[Part of a data file]
--- Begin ---
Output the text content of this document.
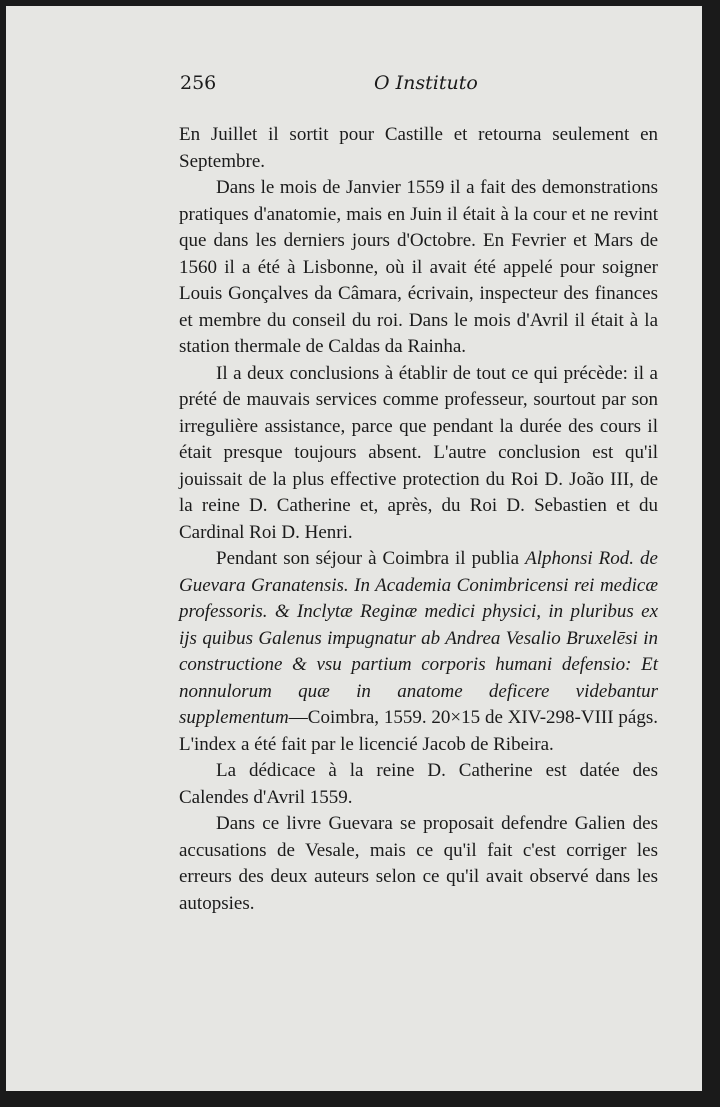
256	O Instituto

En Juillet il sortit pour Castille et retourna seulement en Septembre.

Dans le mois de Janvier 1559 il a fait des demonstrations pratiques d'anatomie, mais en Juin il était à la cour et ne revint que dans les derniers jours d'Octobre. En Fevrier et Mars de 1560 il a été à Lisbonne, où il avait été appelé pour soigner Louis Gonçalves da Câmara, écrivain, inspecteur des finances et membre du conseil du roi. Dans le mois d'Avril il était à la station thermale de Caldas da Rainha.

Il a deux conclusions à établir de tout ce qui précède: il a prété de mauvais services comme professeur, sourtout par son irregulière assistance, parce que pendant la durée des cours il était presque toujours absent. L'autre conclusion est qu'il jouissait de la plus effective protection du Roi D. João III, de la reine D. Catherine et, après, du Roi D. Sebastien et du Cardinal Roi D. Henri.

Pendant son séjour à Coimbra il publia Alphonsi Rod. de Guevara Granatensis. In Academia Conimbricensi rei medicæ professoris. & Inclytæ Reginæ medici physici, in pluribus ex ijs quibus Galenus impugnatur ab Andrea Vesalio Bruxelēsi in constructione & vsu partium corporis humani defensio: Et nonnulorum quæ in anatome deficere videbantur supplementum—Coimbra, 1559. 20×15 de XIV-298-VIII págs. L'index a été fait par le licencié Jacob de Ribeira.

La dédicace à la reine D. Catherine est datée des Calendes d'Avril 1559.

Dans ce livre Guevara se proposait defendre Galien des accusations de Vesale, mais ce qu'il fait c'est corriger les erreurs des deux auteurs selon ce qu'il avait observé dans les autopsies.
--- End ---
**WHAT IS EXPECTED**.
Omit each picture, then return all of the listing exactly as it stands.

**THE REPLY**.
Output the text content of this document.
256	O Instituto

En Juillet il sortit pour Castille et retourna seulement en Septembre.

Dans le mois de Janvier 1559 il a fait des demonstrations pratiques d'anatomie, mais en Juin il était à la cour et ne revint que dans les derniers jours d'Octobre. En Fevrier et Mars de 1560 il a été à Lisbonne, où il avait été appelé pour soigner Louis Gonçalves da Câmara, écrivain, inspecteur des finances et membre du conseil du roi. Dans le mois d'Avril il était à la station thermale de Caldas da Rainha.

Il a deux conclusions à établir de tout ce qui précède: il a prété de mauvais services comme professeur, sourtout par son irregulière assistance, parce que pendant la durée des cours il était presque toujours absent. L'autre conclusion est qu'il jouissait de la plus effective protection du Roi D. João III, de la reine D. Catherine et, après, du Roi D. Sebastien et du Cardinal Roi D. Henri.

Pendant son séjour à Coimbra il publia Alphonsi Rod. de Guevara Granatensis. In Academia Conimbricensi rei medicæ professoris. & Inclytæ Reginæ medici physici, in pluribus ex ijs quibus Galenus impugnatur ab Andrea Vesalio Bruxelēsi in constructione & vsu partium corporis humani defensio: Et nonnulorum quæ in anatome deficere videbantur supplementum—Coimbra, 1559. 20×15 de XIV-298-VIII págs. L'index a été fait par le licencié Jacob de Ribeira.

La dédicace à la reine D. Catherine est datée des Calendes d'Avril 1559.

Dans ce livre Guevara se proposait defendre Galien des accusations de Vesale, mais ce qu'il fait c'est corriger les erreurs des deux auteurs selon ce qu'il avait observé dans les autopsies.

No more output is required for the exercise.